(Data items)
━━━━━━━━━━

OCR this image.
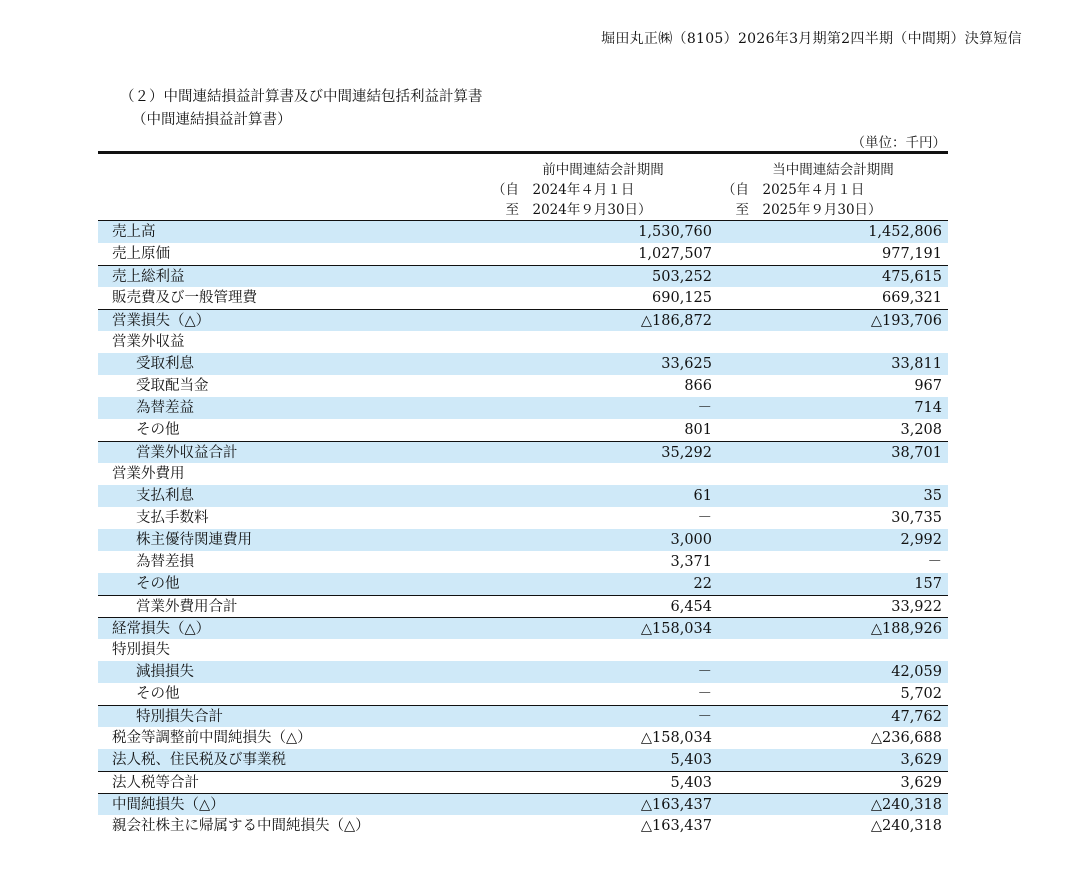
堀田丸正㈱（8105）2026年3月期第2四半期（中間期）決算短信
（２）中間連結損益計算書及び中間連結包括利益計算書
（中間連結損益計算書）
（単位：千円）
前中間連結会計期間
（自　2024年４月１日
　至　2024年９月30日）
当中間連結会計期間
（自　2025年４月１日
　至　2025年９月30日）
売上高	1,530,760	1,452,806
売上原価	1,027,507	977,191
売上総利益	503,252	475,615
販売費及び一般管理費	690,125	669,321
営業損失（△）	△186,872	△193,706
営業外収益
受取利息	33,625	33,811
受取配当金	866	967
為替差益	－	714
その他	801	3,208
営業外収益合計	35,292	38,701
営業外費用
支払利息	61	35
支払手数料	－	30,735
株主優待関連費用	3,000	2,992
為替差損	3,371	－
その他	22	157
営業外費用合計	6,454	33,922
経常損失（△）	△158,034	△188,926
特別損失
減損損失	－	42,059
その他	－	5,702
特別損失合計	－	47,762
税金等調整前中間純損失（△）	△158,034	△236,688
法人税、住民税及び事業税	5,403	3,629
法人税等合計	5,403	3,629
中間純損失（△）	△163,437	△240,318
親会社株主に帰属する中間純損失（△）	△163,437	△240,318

━━━━━━━━━━

§ **WRITTEN EXERCISE**
Working from the lines above, reproduce the material exactly and exclude its pictures.

§ **RESULT BELOW**
OCR this image.
堀田丸正㈱（8105）2026年3月期第2四半期（中間期）決算短信
（２）中間連結損益計算書及び中間連結包括利益計算書
（中間連結損益計算書）
（単位：千円）
前中間連結会計期間
（自　2024年４月１日
　至　2024年９月30日）
当中間連結会計期間
（自　2025年４月１日
　至　2025年９月30日）
売上高	1,530,760	1,452,806
売上原価	1,027,507	977,191
売上総利益	503,252	475,615
販売費及び一般管理費	690,125	669,321
営業損失（△）	△186,872	△193,706
営業外収益
受取利息	33,625	33,811
受取配当金	866	967
為替差益	－	714
その他	801	3,208
営業外収益合計	35,292	38,701
営業外費用
支払利息	61	35
支払手数料	－	30,735
株主優待関連費用	3,000	2,992
為替差損	3,371	－
その他	22	157
営業外費用合計	6,454	33,922
経常損失（△）	△158,034	△188,926
特別損失
減損損失	－	42,059
その他	－	5,702
特別損失合計	－	47,762
税金等調整前中間純損失（△）	△158,034	△236,688
法人税、住民税及び事業税	5,403	3,629
法人税等合計	5,403	3,629
中間純損失（△）	△163,437	△240,318
親会社株主に帰属する中間純損失（△）	△163,437	△240,318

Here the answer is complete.